[What you have to do] Copy every line of the records verbatim, changing nothing.
• • • • •
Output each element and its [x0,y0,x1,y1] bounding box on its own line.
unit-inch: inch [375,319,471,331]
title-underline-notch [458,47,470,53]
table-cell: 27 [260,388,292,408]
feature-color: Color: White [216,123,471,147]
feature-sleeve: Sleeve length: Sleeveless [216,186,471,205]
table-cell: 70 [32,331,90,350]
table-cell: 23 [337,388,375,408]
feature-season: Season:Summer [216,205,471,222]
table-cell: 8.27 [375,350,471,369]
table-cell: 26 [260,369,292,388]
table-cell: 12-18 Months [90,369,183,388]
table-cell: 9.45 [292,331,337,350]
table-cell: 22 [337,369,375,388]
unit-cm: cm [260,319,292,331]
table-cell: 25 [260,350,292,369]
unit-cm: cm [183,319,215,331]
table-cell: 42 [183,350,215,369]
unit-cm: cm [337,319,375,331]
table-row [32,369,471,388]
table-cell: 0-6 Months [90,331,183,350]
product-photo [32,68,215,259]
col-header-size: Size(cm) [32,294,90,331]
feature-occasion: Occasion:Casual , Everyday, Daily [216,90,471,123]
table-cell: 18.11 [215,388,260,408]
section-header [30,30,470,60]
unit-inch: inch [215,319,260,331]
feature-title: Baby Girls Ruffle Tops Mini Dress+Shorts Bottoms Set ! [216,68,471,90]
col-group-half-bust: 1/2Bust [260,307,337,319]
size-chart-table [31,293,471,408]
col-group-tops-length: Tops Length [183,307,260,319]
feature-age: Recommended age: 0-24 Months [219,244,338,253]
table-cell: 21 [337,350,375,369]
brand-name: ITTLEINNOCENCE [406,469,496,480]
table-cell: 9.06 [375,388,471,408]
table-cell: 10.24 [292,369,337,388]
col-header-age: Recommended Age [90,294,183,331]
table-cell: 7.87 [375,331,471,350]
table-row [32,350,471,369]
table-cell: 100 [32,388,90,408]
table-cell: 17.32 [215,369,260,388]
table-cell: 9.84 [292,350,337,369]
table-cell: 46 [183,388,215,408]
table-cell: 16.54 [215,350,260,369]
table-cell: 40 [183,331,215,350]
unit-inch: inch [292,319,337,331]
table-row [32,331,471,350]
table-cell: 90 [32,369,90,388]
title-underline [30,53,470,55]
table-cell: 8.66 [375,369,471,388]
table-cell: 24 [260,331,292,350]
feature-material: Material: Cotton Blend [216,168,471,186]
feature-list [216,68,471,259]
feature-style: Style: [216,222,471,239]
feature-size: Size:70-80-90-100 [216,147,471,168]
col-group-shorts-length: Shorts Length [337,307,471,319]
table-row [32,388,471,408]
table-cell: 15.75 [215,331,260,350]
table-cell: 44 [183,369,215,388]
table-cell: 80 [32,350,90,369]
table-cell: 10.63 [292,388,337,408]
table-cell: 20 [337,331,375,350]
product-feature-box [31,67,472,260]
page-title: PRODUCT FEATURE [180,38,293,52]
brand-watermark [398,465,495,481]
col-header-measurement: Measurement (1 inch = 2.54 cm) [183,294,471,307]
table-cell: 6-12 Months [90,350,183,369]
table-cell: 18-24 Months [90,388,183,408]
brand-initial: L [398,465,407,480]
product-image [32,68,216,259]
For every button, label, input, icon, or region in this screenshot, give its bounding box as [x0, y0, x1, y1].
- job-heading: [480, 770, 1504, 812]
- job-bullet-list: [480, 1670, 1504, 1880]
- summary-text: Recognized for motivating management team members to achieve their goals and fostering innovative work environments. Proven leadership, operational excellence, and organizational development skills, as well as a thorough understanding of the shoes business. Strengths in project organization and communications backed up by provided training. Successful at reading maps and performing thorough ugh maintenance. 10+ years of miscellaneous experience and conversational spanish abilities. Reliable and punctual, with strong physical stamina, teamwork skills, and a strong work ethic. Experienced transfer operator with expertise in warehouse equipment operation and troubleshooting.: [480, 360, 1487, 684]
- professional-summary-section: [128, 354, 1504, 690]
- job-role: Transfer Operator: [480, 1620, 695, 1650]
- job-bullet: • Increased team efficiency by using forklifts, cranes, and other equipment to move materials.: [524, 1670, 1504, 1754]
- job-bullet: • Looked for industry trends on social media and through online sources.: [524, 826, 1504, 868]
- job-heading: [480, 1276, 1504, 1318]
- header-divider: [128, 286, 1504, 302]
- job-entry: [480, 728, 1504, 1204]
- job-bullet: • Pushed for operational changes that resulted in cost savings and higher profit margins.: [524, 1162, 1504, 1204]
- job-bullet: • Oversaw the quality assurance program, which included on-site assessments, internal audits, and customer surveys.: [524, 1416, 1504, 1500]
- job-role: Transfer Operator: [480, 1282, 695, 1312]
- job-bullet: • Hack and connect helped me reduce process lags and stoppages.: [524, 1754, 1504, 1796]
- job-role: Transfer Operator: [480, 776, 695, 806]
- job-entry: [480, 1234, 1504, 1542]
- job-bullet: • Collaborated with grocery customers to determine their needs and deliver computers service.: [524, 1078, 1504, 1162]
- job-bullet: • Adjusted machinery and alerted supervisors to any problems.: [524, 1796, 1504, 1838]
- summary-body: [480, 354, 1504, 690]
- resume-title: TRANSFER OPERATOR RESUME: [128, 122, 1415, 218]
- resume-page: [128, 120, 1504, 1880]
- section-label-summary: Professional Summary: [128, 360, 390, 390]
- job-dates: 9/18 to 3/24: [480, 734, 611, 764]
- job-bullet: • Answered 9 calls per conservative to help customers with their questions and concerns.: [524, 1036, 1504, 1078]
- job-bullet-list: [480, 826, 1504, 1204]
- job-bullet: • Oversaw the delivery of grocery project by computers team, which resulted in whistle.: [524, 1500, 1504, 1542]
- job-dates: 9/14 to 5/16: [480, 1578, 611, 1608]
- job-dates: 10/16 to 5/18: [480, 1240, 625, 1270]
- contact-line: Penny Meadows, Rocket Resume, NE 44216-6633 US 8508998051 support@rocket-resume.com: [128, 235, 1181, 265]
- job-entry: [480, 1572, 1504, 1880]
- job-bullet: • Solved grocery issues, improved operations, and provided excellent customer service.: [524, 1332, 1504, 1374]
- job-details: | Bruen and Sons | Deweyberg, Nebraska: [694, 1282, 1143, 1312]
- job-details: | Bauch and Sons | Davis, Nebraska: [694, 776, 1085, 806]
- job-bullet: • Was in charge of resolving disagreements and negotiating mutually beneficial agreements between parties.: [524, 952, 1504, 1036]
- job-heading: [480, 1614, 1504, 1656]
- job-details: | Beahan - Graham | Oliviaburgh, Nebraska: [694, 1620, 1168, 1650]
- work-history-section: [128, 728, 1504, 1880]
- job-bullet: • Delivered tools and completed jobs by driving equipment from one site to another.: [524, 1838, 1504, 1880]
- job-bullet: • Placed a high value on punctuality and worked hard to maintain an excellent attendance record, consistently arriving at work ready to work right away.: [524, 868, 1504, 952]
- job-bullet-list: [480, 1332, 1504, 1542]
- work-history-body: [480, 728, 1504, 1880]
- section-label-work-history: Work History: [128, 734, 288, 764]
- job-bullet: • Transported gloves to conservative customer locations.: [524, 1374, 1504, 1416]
• • • • •
[Task answer]
Output each element and its [x0,y0,x1,y1] bounding box on its own line.
unit-inch: inch [375,319,471,331]
title-underline-notch [458,47,470,53]
table-cell: 27 [260,388,292,408]
feature-color: Color: White [216,123,471,147]
feature-sleeve: Sleeve length: Sleeveless [216,186,471,205]
table-cell: 70 [32,331,90,350]
table-cell: 23 [337,388,375,408]
feature-season: Season:Summer [216,205,471,222]
table-cell: 8.27 [375,350,471,369]
table-cell: 26 [260,369,292,388]
table-cell: 12-18 Months [90,369,183,388]
table-cell: 9.45 [292,331,337,350]
table-cell: 22 [337,369,375,388]
unit-cm: cm [260,319,292,331]
table-cell: 25 [260,350,292,369]
unit-cm: cm [183,319,215,331]
table-cell: 42 [183,350,215,369]
unit-cm: cm [337,319,375,331]
table-row [32,369,471,388]
table-cell: 0-6 Months [90,331,183,350]
product-photo [32,68,215,259]
col-header-size: Size(cm) [32,294,90,331]
feature-occasion: Occasion:Casual , Everyday, Daily [216,90,471,123]
table-cell: 18.11 [215,388,260,408]
section-header [30,30,470,60]
unit-inch: inch [215,319,260,331]
feature-title: Baby Girls Ruffle Tops Mini Dress+Shorts Bottoms Set ! [216,68,471,90]
col-group-half-bust: 1/2Bust [260,307,337,319]
size-chart-table [31,293,471,408]
col-group-tops-length: Tops Length [183,307,260,319]
feature-age: Recommended age: 0-24 Months [219,244,338,253]
table-cell: 21 [337,350,375,369]
brand-name: ITTLEINNOCENCE [406,469,496,480]
table-cell: 9.06 [375,388,471,408]
table-cell: 10.24 [292,369,337,388]
col-header-age: Recommended Age [90,294,183,331]
table-cell: 7.87 [375,331,471,350]
table-row [32,350,471,369]
table-cell: 100 [32,388,90,408]
table-cell: 17.32 [215,369,260,388]
table-cell: 9.84 [292,350,337,369]
table-cell: 46 [183,388,215,408]
table-cell: 16.54 [215,350,260,369]
table-cell: 40 [183,331,215,350]
unit-inch: inch [292,319,337,331]
table-row [32,331,471,350]
table-cell: 90 [32,369,90,388]
title-underline [30,53,470,55]
table-cell: 8.66 [375,369,471,388]
table-cell: 24 [260,331,292,350]
feature-material: Material: Cotton Blend [216,168,471,186]
feature-list [216,68,471,259]
feature-style: Style: [216,222,471,239]
feature-size: Size:70-80-90-100 [216,147,471,168]
col-group-shorts-length: Shorts Length [337,307,471,319]
table-row [32,388,471,408]
table-cell: 15.75 [215,331,260,350]
table-cell: 44 [183,369,215,388]
table-cell: 80 [32,350,90,369]
table-cell: 10.63 [292,388,337,408]
table-cell: 20 [337,331,375,350]
product-feature-box [31,67,472,260]
page-title: PRODUCT FEATURE [180,38,293,52]
brand-watermark [398,465,495,481]
col-header-measurement: Measurement (1 inch = 2.54 cm) [183,294,471,307]
table-cell: 6-12 Months [90,350,183,369]
table-cell: 18-24 Months [90,388,183,408]
brand-initial: L [398,465,407,480]
product-image [32,68,216,259]
For every button, label, input, icon, or region in this screenshot, give its bounding box as [x0, y0, x1, y1].
- job-heading: [480, 770, 1504, 812]
- job-bullet-list: [480, 1670, 1504, 1880]
- summary-text: Recognized for motivating management team members to achieve their goals and fostering innovative work environments. Proven leadership, operational excellence, and organizational development skills, as well as a thorough understanding of the shoes business. Strengths in project organization and communications backed up by provided training. Successful at reading maps and performing thorough ugh maintenance. 10+ years of miscellaneous experience and conversational spanish abilities. Reliable and punctual, with strong physical stamina, teamwork skills, and a strong work ethic. Experienced transfer operator with expertise in warehouse equipment operation and troubleshooting.: [480, 360, 1487, 684]
- professional-summary-section: [128, 354, 1504, 690]
- job-role: Transfer Operator: [480, 1620, 695, 1650]
- job-bullet: • Increased team efficiency by using forklifts, cranes, and other equipment to move materials.: [524, 1670, 1504, 1754]
- job-bullet: • Looked for industry trends on social media and through online sources.: [524, 826, 1504, 868]
- job-heading: [480, 1276, 1504, 1318]
- header-divider: [128, 286, 1504, 302]
- job-entry: [480, 728, 1504, 1204]
- job-bullet: • Pushed for operational changes that resulted in cost savings and higher profit margins.: [524, 1162, 1504, 1204]
- job-bullet: • Oversaw the quality assurance program, which included on-site assessments, internal audits, and customer surveys.: [524, 1416, 1504, 1500]
- job-role: Transfer Operator: [480, 1282, 695, 1312]
- job-bullet: • Hack and connect helped me reduce process lags and stoppages.: [524, 1754, 1504, 1796]
- job-role: Transfer Operator: [480, 776, 695, 806]
- job-entry: [480, 1234, 1504, 1542]
- job-bullet: • Collaborated with grocery customers to determine their needs and deliver computers service.: [524, 1078, 1504, 1162]
- job-bullet: • Adjusted machinery and alerted supervisors to any problems.: [524, 1796, 1504, 1838]
- summary-body: [480, 354, 1504, 690]
- resume-title: TRANSFER OPERATOR RESUME: [128, 122, 1415, 218]
- resume-page: [128, 120, 1504, 1880]
- section-label-summary: Professional Summary: [128, 360, 390, 390]
- job-dates: 9/18 to 3/24: [480, 734, 611, 764]
- job-bullet: • Answered 9 calls per conservative to help customers with their questions and concerns.: [524, 1036, 1504, 1078]
- job-bullet-list: [480, 826, 1504, 1204]
- job-bullet: • Oversaw the delivery of grocery project by computers team, which resulted in whistle.: [524, 1500, 1504, 1542]
- job-dates: 9/14 to 5/16: [480, 1578, 611, 1608]
- job-dates: 10/16 to 5/18: [480, 1240, 625, 1270]
- contact-line: Penny Meadows, Rocket Resume, NE 44216-6633 US 8508998051 support@rocket-resume.com: [128, 235, 1181, 265]
- job-entry: [480, 1572, 1504, 1880]
- job-bullet: • Solved grocery issues, improved operations, and provided excellent customer service.: [524, 1332, 1504, 1374]
- job-details: | Bruen and Sons | Deweyberg, Nebraska: [694, 1282, 1143, 1312]
- job-details: | Bauch and Sons | Davis, Nebraska: [694, 776, 1085, 806]
- job-bullet: • Was in charge of resolving disagreements and negotiating mutually beneficial agreements between parties.: [524, 952, 1504, 1036]
- job-heading: [480, 1614, 1504, 1656]
- job-details: | Beahan - Graham | Oliviaburgh, Nebraska: [694, 1620, 1168, 1650]
- work-history-section: [128, 728, 1504, 1880]
- job-bullet: • Delivered tools and completed jobs by driving equipment from one site to another.: [524, 1838, 1504, 1880]
- job-bullet: • Placed a high value on punctuality and worked hard to maintain an excellent attendance record, consistently arriving at work ready to work right away.: [524, 868, 1504, 952]
- job-bullet-list: [480, 1332, 1504, 1542]
- work-history-body: [480, 728, 1504, 1880]
- section-label-work-history: Work History: [128, 734, 288, 764]
- job-bullet: • Transported gloves to conservative customer locations.: [524, 1374, 1504, 1416]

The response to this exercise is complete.